Description of the task:
Give the listing again in full, exactly as written.

Material to process:
··········
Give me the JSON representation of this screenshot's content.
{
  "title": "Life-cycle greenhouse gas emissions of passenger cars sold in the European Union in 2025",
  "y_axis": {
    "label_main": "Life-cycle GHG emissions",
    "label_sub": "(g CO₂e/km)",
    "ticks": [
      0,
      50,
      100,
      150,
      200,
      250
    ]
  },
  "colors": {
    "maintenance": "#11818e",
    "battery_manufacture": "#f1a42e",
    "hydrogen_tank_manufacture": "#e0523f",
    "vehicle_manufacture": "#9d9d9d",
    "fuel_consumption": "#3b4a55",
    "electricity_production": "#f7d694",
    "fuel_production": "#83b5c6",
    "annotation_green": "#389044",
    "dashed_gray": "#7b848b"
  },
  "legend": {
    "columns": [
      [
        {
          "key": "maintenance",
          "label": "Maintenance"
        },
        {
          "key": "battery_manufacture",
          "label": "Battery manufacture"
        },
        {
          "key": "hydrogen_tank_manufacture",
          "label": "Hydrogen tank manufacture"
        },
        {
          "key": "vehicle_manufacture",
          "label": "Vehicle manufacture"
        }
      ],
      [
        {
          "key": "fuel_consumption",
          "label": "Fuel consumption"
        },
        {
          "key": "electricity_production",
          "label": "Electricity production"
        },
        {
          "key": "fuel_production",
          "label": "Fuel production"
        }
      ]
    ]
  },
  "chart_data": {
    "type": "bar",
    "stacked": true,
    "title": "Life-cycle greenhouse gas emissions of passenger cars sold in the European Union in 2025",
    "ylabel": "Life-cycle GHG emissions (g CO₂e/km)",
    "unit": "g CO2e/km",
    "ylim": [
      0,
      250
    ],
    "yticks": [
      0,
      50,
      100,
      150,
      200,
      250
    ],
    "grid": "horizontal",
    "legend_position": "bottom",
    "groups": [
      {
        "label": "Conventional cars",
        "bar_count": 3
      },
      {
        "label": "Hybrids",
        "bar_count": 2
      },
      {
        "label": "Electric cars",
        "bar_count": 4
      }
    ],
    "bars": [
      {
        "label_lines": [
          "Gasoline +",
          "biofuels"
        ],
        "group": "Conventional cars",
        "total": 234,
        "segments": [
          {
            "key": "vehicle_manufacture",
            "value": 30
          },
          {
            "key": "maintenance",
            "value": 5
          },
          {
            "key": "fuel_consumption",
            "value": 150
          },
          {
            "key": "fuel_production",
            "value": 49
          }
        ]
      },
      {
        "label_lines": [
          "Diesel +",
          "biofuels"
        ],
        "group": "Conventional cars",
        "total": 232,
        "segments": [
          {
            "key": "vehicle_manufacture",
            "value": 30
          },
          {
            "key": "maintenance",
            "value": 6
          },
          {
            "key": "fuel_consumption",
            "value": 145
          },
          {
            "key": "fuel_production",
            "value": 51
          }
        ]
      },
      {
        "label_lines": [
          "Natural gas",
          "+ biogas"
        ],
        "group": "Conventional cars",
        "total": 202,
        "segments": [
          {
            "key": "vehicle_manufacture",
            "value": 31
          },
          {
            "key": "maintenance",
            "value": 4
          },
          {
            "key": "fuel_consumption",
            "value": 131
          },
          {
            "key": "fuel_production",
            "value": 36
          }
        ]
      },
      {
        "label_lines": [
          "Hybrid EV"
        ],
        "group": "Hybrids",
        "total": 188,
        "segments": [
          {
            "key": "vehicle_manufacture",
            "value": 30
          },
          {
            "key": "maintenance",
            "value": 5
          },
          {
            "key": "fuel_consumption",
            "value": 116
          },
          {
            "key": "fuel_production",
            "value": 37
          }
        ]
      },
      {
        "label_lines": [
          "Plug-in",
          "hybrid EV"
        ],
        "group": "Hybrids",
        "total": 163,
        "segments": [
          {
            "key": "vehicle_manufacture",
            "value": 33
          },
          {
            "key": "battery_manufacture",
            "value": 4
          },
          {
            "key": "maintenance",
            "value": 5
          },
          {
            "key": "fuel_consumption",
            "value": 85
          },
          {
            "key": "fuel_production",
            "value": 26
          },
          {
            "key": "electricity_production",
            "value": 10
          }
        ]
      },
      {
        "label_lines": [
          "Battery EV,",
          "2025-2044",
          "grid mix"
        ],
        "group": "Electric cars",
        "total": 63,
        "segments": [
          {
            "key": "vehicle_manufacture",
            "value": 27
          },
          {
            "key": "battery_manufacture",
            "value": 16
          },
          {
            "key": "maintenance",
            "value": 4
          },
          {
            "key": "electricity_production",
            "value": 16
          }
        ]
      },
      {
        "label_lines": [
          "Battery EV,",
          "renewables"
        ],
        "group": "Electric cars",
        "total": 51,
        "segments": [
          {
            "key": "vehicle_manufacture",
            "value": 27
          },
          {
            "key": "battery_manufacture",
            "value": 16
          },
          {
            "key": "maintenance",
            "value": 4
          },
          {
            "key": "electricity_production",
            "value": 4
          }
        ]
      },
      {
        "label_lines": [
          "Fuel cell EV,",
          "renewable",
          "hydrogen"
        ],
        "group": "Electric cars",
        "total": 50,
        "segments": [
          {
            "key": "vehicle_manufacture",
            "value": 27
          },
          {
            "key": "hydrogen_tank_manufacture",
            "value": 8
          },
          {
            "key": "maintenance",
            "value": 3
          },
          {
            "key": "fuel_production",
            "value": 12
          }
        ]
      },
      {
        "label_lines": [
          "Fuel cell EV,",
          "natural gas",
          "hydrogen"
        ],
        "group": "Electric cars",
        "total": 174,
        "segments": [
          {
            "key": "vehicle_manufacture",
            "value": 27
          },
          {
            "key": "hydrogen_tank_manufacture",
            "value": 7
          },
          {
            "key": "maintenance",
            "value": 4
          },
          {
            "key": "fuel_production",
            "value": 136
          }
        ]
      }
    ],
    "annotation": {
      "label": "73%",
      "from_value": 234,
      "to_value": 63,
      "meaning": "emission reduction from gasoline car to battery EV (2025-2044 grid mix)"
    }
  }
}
··········
Output of the exercise:
Give me the JSON representation of this screenshot's content.
{
  "title": "Life-cycle greenhouse gas emissions of passenger cars sold in the European Union in 2025",
  "y_axis": {
    "label_main": "Life-cycle GHG emissions",
    "label_sub": "(g CO₂e/km)",
    "ticks": [
      0,
      50,
      100,
      150,
      200,
      250
    ]
  },
  "colors": {
    "maintenance": "#11818e",
    "battery_manufacture": "#f1a42e",
    "hydrogen_tank_manufacture": "#e0523f",
    "vehicle_manufacture": "#9d9d9d",
    "fuel_consumption": "#3b4a55",
    "electricity_production": "#f7d694",
    "fuel_production": "#83b5c6",
    "annotation_green": "#389044",
    "dashed_gray": "#7b848b"
  },
  "legend": {
    "columns": [
      [
        {
          "key": "maintenance",
          "label": "Maintenance"
        },
        {
          "key": "battery_manufacture",
          "label": "Battery manufacture"
        },
        {
          "key": "hydrogen_tank_manufacture",
          "label": "Hydrogen tank manufacture"
        },
        {
          "key": "vehicle_manufacture",
          "label": "Vehicle manufacture"
        }
      ],
      [
        {
          "key": "fuel_consumption",
          "label": "Fuel consumption"
        },
        {
          "key": "electricity_production",
          "label": "Electricity production"
        },
        {
          "key": "fuel_production",
          "label": "Fuel production"
        }
      ]
    ]
  },
  "chart_data": {
    "type": "bar",
    "stacked": true,
    "title": "Life-cycle greenhouse gas emissions of passenger cars sold in the European Union in 2025",
    "ylabel": "Life-cycle GHG emissions (g CO₂e/km)",
    "unit": "g CO2e/km",
    "ylim": [
      0,
      250
    ],
    "yticks": [
      0,
      50,
      100,
      150,
      200,
      250
    ],
    "grid": "horizontal",
    "legend_position": "bottom",
    "groups": [
      {
        "label": "Conventional cars",
        "bar_count": 3
      },
      {
        "label": "Hybrids",
        "bar_count": 2
      },
      {
        "label": "Electric cars",
        "bar_count": 4
      }
    ],
    "bars": [
      {
        "label_lines": [
          "Gasoline +",
          "biofuels"
        ],
        "group": "Conventional cars",
        "total": 234,
        "segments": [
          {
            "key": "vehicle_manufacture",
            "value": 30
          },
          {
            "key": "maintenance",
            "value": 5
          },
          {
            "key": "fuel_consumption",
            "value": 150
          },
          {
            "key": "fuel_production",
            "value": 49
          }
        ]
      },
      {
        "label_lines": [
          "Diesel +",
          "biofuels"
        ],
        "group": "Conventional cars",
        "total": 232,
        "segments": [
          {
            "key": "vehicle_manufacture",
            "value": 30
          },
          {
            "key": "maintenance",
            "value": 6
          },
          {
            "key": "fuel_consumption",
            "value": 145
          },
          {
            "key": "fuel_production",
            "value": 51
          }
        ]
      },
      {
        "label_lines": [
          "Natural gas",
          "+ biogas"
        ],
        "group": "Conventional cars",
        "total": 202,
        "segments": [
          {
            "key": "vehicle_manufacture",
            "value": 31
          },
          {
            "key": "maintenance",
            "value": 4
          },
          {
            "key": "fuel_consumption",
            "value": 131
          },
          {
            "key": "fuel_production",
            "value": 36
          }
        ]
      },
      {
        "label_lines": [
          "Hybrid EV"
        ],
        "group": "Hybrids",
        "total": 188,
        "segments": [
          {
            "key": "vehicle_manufacture",
            "value": 30
          },
          {
            "key": "maintenance",
            "value": 5
          },
          {
            "key": "fuel_consumption",
            "value": 116
          },
          {
            "key": "fuel_production",
            "value": 37
          }
        ]
      },
      {
        "label_lines": [
          "Plug-in",
          "hybrid EV"
        ],
        "group": "Hybrids",
        "total": 163,
        "segments": [
          {
            "key": "vehicle_manufacture",
            "value": 33
          },
          {
            "key": "battery_manufacture",
            "value": 4
          },
          {
            "key": "maintenance",
            "value": 5
          },
          {
            "key": "fuel_consumption",
            "value": 85
          },
          {
            "key": "fuel_production",
            "value": 26
          },
          {
            "key": "electricity_production",
            "value": 10
          }
        ]
      },
      {
        "label_lines": [
          "Battery EV,",
          "2025-2044",
          "grid mix"
        ],
        "group": "Electric cars",
        "total": 63,
        "segments": [
          {
            "key": "vehicle_manufacture",
            "value": 27
          },
          {
            "key": "battery_manufacture",
            "value": 16
          },
          {
            "key": "maintenance",
            "value": 4
          },
          {
            "key": "electricity_production",
            "value": 16
          }
        ]
      },
      {
        "label_lines": [
          "Battery EV,",
          "renewables"
        ],
        "group": "Electric cars",
        "total": 51,
        "segments": [
          {
            "key": "vehicle_manufacture",
            "value": 27
          },
          {
            "key": "battery_manufacture",
            "value": 16
          },
          {
            "key": "maintenance",
            "value": 4
          },
          {
            "key": "electricity_production",
            "value": 4
          }
        ]
      },
      {
        "label_lines": [
          "Fuel cell EV,",
          "renewable",
          "hydrogen"
        ],
        "group": "Electric cars",
        "total": 50,
        "segments": [
          {
            "key": "vehicle_manufacture",
            "value": 27
          },
          {
            "key": "hydrogen_tank_manufacture",
            "value": 8
          },
          {
            "key": "maintenance",
            "value": 3
          },
          {
            "key": "fuel_production",
            "value": 12
          }
        ]
      },
      {
        "label_lines": [
          "Fuel cell EV,",
          "natural gas",
          "hydrogen"
        ],
        "group": "Electric cars",
        "total": 174,
        "segments": [
          {
            "key": "vehicle_manufacture",
            "value": 27
          },
          {
            "key": "hydrogen_tank_manufacture",
            "value": 7
          },
          {
            "key": "maintenance",
            "value": 4
          },
          {
            "key": "fuel_production",
            "value": 136
          }
        ]
      }
    ],
    "annotation": {
      "label": "73%",
      "from_value": 234,
      "to_value": 63,
      "meaning": "emission reduction from gasoline car to battery EV (2025-2044 grid mix)"
    }
  }
}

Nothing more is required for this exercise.